Records excerpted from a collection:

** Start **

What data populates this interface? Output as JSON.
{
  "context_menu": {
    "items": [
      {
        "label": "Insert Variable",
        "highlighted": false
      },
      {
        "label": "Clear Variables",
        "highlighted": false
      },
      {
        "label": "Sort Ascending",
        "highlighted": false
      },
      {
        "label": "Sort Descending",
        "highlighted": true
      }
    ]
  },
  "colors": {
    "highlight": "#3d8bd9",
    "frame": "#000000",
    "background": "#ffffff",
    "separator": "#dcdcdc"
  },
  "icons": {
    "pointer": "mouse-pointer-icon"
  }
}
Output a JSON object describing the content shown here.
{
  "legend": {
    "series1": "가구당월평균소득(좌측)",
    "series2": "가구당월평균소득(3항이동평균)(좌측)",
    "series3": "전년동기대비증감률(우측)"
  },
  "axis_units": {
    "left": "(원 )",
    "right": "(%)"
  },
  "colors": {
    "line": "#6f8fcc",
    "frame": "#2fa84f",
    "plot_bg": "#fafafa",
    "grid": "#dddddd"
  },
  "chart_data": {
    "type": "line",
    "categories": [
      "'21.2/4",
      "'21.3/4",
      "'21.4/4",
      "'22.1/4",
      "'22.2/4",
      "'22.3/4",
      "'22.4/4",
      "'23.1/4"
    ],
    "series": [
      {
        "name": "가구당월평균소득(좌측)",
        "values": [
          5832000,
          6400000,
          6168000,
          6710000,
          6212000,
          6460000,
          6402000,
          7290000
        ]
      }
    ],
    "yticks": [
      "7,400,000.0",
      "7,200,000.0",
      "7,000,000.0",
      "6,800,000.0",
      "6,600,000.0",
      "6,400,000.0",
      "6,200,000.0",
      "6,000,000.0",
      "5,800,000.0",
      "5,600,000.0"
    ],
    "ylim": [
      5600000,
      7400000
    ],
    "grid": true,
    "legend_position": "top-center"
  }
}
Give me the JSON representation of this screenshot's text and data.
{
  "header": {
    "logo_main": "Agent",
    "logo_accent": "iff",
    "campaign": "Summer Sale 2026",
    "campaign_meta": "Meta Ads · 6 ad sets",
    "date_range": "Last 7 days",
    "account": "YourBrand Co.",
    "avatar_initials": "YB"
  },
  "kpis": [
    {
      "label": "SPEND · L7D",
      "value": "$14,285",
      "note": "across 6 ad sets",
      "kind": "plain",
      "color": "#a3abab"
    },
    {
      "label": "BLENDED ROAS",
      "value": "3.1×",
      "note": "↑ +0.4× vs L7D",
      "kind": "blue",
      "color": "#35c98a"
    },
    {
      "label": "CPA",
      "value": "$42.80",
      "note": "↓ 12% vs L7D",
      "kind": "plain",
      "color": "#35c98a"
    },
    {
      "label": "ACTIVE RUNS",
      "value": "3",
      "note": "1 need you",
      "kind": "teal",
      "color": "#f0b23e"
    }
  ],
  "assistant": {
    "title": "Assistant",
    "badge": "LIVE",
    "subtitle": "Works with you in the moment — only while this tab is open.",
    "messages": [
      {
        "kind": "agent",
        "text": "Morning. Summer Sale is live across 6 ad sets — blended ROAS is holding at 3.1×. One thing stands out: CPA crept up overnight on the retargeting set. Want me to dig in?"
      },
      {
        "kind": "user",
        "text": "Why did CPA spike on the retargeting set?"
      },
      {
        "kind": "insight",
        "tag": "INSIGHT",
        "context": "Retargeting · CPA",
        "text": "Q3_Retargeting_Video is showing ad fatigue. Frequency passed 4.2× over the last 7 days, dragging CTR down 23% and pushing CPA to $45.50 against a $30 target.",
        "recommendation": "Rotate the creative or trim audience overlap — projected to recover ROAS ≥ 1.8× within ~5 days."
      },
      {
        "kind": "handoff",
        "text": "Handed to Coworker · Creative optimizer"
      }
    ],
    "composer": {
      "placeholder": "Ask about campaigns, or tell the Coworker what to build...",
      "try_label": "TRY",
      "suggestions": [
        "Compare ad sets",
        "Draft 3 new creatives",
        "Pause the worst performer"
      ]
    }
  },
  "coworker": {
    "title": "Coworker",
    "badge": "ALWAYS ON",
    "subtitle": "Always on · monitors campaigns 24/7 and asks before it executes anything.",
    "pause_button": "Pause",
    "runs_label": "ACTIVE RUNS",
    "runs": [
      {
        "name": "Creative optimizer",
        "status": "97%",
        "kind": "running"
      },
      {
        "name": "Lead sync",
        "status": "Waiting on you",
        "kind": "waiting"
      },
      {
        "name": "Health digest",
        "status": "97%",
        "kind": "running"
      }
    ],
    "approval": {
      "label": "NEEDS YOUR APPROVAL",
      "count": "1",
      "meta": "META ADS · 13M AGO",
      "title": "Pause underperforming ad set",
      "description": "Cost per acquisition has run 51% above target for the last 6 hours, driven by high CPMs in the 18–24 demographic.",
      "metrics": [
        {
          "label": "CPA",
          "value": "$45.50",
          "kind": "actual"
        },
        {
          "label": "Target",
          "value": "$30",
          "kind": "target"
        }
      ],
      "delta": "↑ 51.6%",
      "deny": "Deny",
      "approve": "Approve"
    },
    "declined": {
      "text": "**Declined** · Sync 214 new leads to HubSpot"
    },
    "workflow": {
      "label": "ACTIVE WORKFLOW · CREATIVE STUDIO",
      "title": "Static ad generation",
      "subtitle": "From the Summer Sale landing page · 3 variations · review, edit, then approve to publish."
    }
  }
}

** End **

Objective —
Pick out and copy the lines of the entries that hold the string "subtitle".

The output —
    "subtitle": "Works with you in the moment — only while this tab is open.",
    "subtitle": "Always on · monitors campaigns 24/7 and asks before it executes anything.",
      "subtitle": "From the Summer Sale landing page · 3 variations · review, edit, then approve to publish."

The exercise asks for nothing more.